| Task statement |
Count the lines that include the string "this", and give only that number.

| Records to process |

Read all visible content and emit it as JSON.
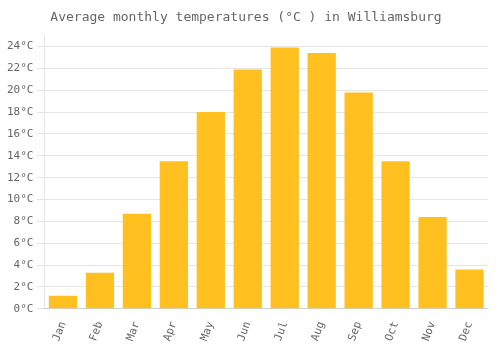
{
  "chart_data": {
    "type": "bar",
    "title": "Average monthly temperatures (°C ) in Williamsburg",
    "categories": [
      "Jan",
      "Feb",
      "Mar",
      "Apr",
      "May",
      "Jun",
      "Jul",
      "Aug",
      "Sep",
      "Oct",
      "Nov",
      "Dec"
    ],
    "values": [
      1.2,
      3.3,
      8.7,
      13.5,
      18.0,
      21.9,
      23.9,
      23.4,
      19.8,
      13.5,
      8.4,
      3.6
    ],
    "color": "#FFC020",
    "ylim": [
      0,
      25
    ],
    "yticks": [
      {
        "value": 0,
        "label": "0°C"
      },
      {
        "value": 2,
        "label": "2°C"
      },
      {
        "value": 4,
        "label": "4°C"
      },
      {
        "value": 6,
        "label": "6°C"
      },
      {
        "value": 8,
        "label": "8°C"
      },
      {
        "value": 10,
        "label": "10°C"
      },
      {
        "value": 12,
        "label": "12°C"
      },
      {
        "value": 14,
        "label": "14°C"
      },
      {
        "value": 16,
        "label": "16°C"
      },
      {
        "value": 18,
        "label": "18°C"
      },
      {
        "value": 20,
        "label": "20°C"
      },
      {
        "value": 22,
        "label": "22°C"
      },
      {
        "value": 24,
        "label": "24°C"
      }
    ],
    "grid": true
  }
}
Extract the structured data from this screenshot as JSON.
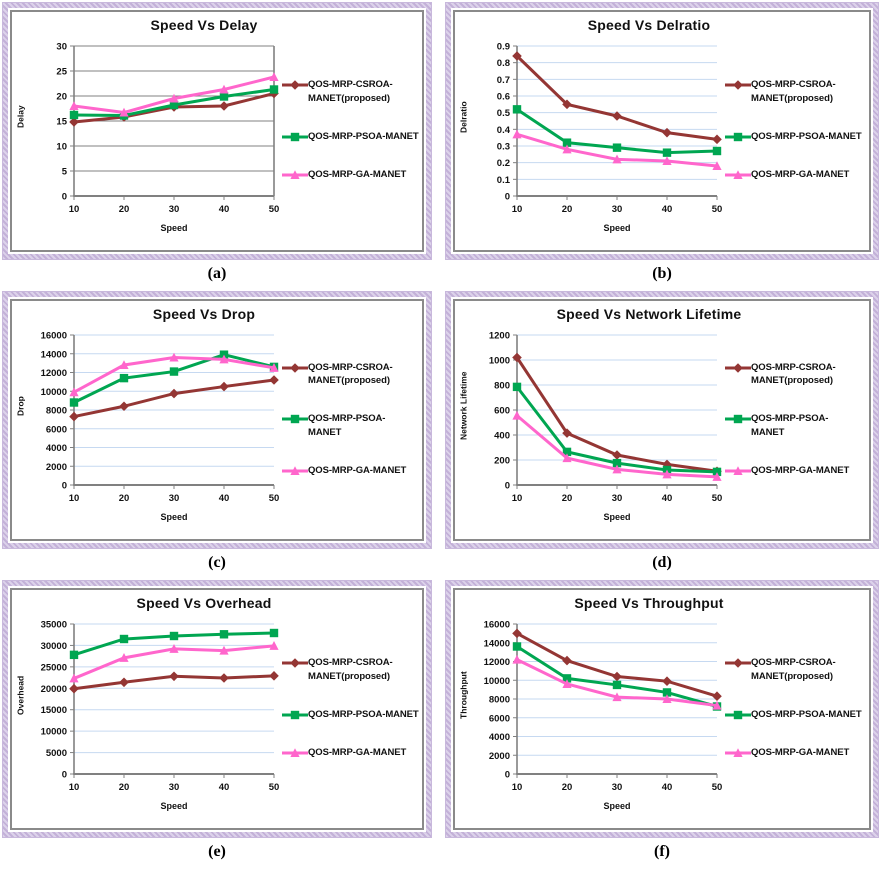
{
  "page": {
    "figure_labels": [
      "(a)",
      "(b)",
      "(c)",
      "(d)",
      "(e)",
      "(f)"
    ],
    "colors": {
      "panel_border_lavender": "#c8b4da",
      "panel_inner_border": "#8a8a8a",
      "axis": "#808080",
      "grid_light_blue": "#c6d9f1",
      "grid_gray": "#808080",
      "series_csroa": "#943634",
      "series_psoa": "#00a651",
      "series_ga": "#ff66cc",
      "text": "#111111"
    }
  },
  "chart_data": [
    {
      "type": "line",
      "title": "Speed Vs Delay",
      "xlabel": "Speed",
      "ylabel": "Delay",
      "x": [
        10,
        20,
        30,
        40,
        50
      ],
      "ylim": [
        0,
        30
      ],
      "ytick_step": 5,
      "grid_color": "#808080",
      "frame": true,
      "legend_position": "right",
      "series": [
        {
          "name": "QOS-MRP-CSROA-MANET(proposed)",
          "legend_lines": [
            "QOS-MRP-CSROA-",
            "MANET(proposed)"
          ],
          "marker": "diamond",
          "color": "#943634",
          "values": [
            14.8,
            15.8,
            17.8,
            18,
            20.5
          ]
        },
        {
          "name": "QOS-MRP-PSOA-MANET",
          "legend_lines": [
            "QOS-MRP-PSOA-MANET"
          ],
          "marker": "square",
          "color": "#00a651",
          "values": [
            16.2,
            16.1,
            18.2,
            19.9,
            21.3
          ]
        },
        {
          "name": "QOS-MRP-GA-MANET",
          "legend_lines": [
            "QOS-MRP-GA-MANET"
          ],
          "marker": "triangle",
          "color": "#ff66cc",
          "values": [
            18,
            16.7,
            19.5,
            21.3,
            23.8
          ]
        }
      ]
    },
    {
      "type": "line",
      "title": "Speed Vs Delratio",
      "xlabel": "Speed",
      "ylabel": "Delratio",
      "x": [
        10,
        20,
        30,
        40,
        50
      ],
      "ylim": [
        0,
        0.9
      ],
      "ytick_step": 0.1,
      "grid_color": "#c6d9f1",
      "frame": false,
      "legend_position": "right",
      "series": [
        {
          "name": "QOS-MRP-CSROA-MANET(proposed)",
          "legend_lines": [
            "QOS-MRP-CSROA-",
            "MANET(proposed)"
          ],
          "marker": "diamond",
          "color": "#943634",
          "values": [
            0.84,
            0.55,
            0.48,
            0.38,
            0.34
          ]
        },
        {
          "name": "QOS-MRP-PSOA-MANET",
          "legend_lines": [
            "QOS-MRP-PSOA-MANET"
          ],
          "marker": "square",
          "color": "#00a651",
          "values": [
            0.52,
            0.32,
            0.29,
            0.26,
            0.27
          ]
        },
        {
          "name": "QOS-MRP-GA-MANET",
          "legend_lines": [
            "QOS-MRP-GA-MANET"
          ],
          "marker": "triangle",
          "color": "#ff66cc",
          "values": [
            0.37,
            0.28,
            0.22,
            0.21,
            0.18
          ]
        }
      ]
    },
    {
      "type": "line",
      "title": "Speed Vs Drop",
      "xlabel": "Speed",
      "ylabel": "Drop",
      "x": [
        10,
        20,
        30,
        40,
        50
      ],
      "ylim": [
        0,
        16000
      ],
      "ytick_step": 2000,
      "grid_color": "#c6d9f1",
      "frame": false,
      "legend_position": "right",
      "series": [
        {
          "name": "QOS-MRP-CSROA-MANET(proposed)",
          "legend_lines": [
            "QOS-MRP-CSROA-",
            "MANET(proposed)"
          ],
          "marker": "diamond",
          "color": "#943634",
          "values": [
            7300,
            8400,
            9750,
            10500,
            11200
          ]
        },
        {
          "name": "QOS-MRP-PSOA-MANET",
          "legend_lines": [
            "QOS-MRP-PSOA-",
            "MANET"
          ],
          "marker": "square",
          "color": "#00a651",
          "values": [
            8800,
            11400,
            12100,
            13900,
            12600
          ]
        },
        {
          "name": "QOS-MRP-GA-MANET",
          "legend_lines": [
            "QOS-MRP-GA-MANET"
          ],
          "marker": "triangle",
          "color": "#ff66cc",
          "values": [
            9900,
            12800,
            13600,
            13400,
            12500
          ]
        }
      ]
    },
    {
      "type": "line",
      "title": "Speed Vs Network Lifetime",
      "xlabel": "Speed",
      "ylabel": "Network Lifetime",
      "x": [
        10,
        20,
        30,
        40,
        50
      ],
      "ylim": [
        0,
        1200
      ],
      "ytick_step": 200,
      "grid_color": "#c6d9f1",
      "frame": false,
      "legend_position": "right",
      "series": [
        {
          "name": "QOS-MRP-CSROA-MANET(proposed)",
          "legend_lines": [
            "QOS-MRP-CSROA-",
            "MANET(proposed)"
          ],
          "marker": "diamond",
          "color": "#943634",
          "values": [
            1020,
            415,
            240,
            165,
            110
          ]
        },
        {
          "name": "QOS-MRP-PSOA-MANET",
          "legend_lines": [
            "QOS-MRP-PSOA-",
            "MANET"
          ],
          "marker": "square",
          "color": "#00a651",
          "values": [
            785,
            265,
            175,
            120,
            105
          ]
        },
        {
          "name": "QOS-MRP-GA-MANET",
          "legend_lines": [
            "QOS-MRP-GA-MANET"
          ],
          "marker": "triangle",
          "color": "#ff66cc",
          "values": [
            555,
            215,
            125,
            85,
            65
          ]
        }
      ]
    },
    {
      "type": "line",
      "title": "Speed Vs Overhead",
      "xlabel": "Speed",
      "ylabel": "Overhead",
      "x": [
        10,
        20,
        30,
        40,
        50
      ],
      "ylim": [
        0,
        35000
      ],
      "ytick_step": 5000,
      "grid_color": "#c6d9f1",
      "frame": false,
      "legend_position": "right",
      "series": [
        {
          "name": "QOS-MRP-CSROA-MANET(proposed)",
          "legend_lines": [
            "QOS-MRP-CSROA-",
            "MANET(proposed)"
          ],
          "marker": "diamond",
          "color": "#943634",
          "values": [
            19900,
            21400,
            22800,
            22400,
            22900
          ]
        },
        {
          "name": "QOS-MRP-PSOA-MANET",
          "legend_lines": [
            "QOS-MRP-PSOA-MANET"
          ],
          "marker": "square",
          "color": "#00a651",
          "values": [
            27800,
            31500,
            32200,
            32600,
            32900
          ]
        },
        {
          "name": "QOS-MRP-GA-MANET",
          "legend_lines": [
            "QOS-MRP-GA-MANET"
          ],
          "marker": "triangle",
          "color": "#ff66cc",
          "values": [
            22300,
            27100,
            29200,
            28800,
            29900
          ]
        }
      ]
    },
    {
      "type": "line",
      "title": "Speed Vs Throughput",
      "xlabel": "Speed",
      "ylabel": "Throughput",
      "x": [
        10,
        20,
        30,
        40,
        50
      ],
      "ylim": [
        0,
        16000
      ],
      "ytick_step": 2000,
      "grid_color": "#c6d9f1",
      "frame": false,
      "legend_position": "right",
      "series": [
        {
          "name": "QOS-MRP-CSROA-MANET(proposed)",
          "legend_lines": [
            "QOS-MRP-CSROA-",
            "MANET(proposed)"
          ],
          "marker": "diamond",
          "color": "#943634",
          "values": [
            15000,
            12100,
            10400,
            9900,
            8300
          ]
        },
        {
          "name": "QOS-MRP-PSOA-MANET",
          "legend_lines": [
            "QOS-MRP-PSOA-MANET"
          ],
          "marker": "square",
          "color": "#00a651",
          "values": [
            13600,
            10200,
            9500,
            8700,
            7200
          ]
        },
        {
          "name": "QOS-MRP-GA-MANET",
          "legend_lines": [
            "QOS-MRP-GA-MANET"
          ],
          "marker": "triangle",
          "color": "#ff66cc",
          "values": [
            12200,
            9600,
            8200,
            8000,
            7300
          ]
        }
      ]
    }
  ]
}
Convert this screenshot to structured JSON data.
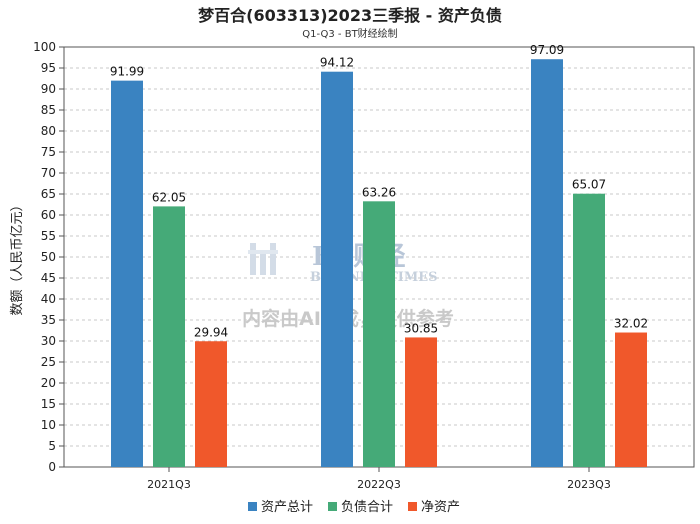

| Written response |
2